Written exercise:
How many of the lines below include "کھانا"? Give the number and no other words.

Data records:
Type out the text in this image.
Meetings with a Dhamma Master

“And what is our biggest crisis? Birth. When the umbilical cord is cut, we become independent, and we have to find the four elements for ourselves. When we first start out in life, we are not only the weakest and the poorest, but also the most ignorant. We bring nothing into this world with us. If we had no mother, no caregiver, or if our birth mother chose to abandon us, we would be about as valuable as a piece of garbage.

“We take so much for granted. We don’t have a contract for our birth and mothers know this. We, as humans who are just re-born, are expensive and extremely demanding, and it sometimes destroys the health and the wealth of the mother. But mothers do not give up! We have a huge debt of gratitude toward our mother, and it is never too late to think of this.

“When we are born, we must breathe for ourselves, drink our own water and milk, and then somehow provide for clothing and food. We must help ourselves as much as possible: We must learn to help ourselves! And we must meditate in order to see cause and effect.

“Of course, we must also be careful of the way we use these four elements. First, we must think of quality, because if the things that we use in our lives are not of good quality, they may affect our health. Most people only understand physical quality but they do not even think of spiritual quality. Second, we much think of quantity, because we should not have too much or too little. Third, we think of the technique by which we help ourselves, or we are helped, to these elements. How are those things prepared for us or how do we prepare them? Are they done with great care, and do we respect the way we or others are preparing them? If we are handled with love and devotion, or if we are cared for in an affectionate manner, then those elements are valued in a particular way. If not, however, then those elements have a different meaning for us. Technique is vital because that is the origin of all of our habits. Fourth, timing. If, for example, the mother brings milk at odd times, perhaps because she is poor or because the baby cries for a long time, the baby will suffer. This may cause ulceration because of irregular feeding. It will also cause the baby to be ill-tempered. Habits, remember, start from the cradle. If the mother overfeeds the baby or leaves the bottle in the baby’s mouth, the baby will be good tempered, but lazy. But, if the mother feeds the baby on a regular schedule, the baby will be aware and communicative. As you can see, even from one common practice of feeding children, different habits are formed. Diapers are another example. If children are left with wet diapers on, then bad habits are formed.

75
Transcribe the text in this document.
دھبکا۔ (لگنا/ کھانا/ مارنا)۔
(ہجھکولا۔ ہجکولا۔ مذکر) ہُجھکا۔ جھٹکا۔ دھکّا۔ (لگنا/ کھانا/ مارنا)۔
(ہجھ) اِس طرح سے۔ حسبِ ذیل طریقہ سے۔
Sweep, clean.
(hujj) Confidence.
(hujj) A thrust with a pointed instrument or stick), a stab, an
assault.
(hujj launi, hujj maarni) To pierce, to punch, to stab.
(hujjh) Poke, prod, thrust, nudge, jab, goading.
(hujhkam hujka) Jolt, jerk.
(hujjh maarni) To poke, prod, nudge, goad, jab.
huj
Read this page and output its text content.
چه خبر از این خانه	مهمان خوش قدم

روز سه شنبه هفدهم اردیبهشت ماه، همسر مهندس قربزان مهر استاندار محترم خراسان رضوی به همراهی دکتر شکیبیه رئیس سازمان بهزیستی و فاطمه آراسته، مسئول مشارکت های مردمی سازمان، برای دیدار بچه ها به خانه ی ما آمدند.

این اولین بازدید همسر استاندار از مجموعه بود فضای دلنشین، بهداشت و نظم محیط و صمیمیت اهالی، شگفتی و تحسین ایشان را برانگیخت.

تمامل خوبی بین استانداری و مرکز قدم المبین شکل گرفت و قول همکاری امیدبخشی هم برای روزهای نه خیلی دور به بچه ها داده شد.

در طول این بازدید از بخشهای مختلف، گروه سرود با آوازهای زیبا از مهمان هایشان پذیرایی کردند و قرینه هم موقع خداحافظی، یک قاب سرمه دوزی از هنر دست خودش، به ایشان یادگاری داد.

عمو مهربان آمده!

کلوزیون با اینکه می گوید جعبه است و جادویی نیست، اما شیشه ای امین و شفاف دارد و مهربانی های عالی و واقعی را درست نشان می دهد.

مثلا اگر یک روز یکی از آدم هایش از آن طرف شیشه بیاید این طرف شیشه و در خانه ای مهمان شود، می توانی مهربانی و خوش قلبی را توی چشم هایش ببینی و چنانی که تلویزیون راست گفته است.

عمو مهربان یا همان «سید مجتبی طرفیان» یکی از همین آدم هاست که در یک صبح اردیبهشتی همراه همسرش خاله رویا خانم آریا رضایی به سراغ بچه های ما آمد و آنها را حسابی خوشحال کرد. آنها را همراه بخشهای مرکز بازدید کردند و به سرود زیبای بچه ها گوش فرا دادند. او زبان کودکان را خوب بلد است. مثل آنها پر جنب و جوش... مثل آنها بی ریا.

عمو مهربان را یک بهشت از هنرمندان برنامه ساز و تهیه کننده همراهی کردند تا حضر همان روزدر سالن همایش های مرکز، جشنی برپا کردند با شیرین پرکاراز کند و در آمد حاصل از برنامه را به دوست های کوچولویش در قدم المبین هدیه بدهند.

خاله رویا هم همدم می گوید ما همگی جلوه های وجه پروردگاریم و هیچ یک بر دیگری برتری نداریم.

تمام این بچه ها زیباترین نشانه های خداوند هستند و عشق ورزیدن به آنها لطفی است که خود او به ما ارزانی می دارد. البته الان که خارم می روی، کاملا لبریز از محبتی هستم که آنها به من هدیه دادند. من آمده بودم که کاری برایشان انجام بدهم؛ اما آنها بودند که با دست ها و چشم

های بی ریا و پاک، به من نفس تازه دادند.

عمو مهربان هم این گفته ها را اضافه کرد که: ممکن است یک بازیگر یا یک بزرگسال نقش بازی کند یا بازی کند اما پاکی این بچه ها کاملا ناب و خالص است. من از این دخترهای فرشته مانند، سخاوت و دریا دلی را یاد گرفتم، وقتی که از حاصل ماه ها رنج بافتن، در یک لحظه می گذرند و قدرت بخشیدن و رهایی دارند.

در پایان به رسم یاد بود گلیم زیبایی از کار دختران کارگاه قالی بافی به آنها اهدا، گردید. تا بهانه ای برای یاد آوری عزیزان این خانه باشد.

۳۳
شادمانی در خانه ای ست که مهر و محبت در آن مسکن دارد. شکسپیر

Output of the task:
2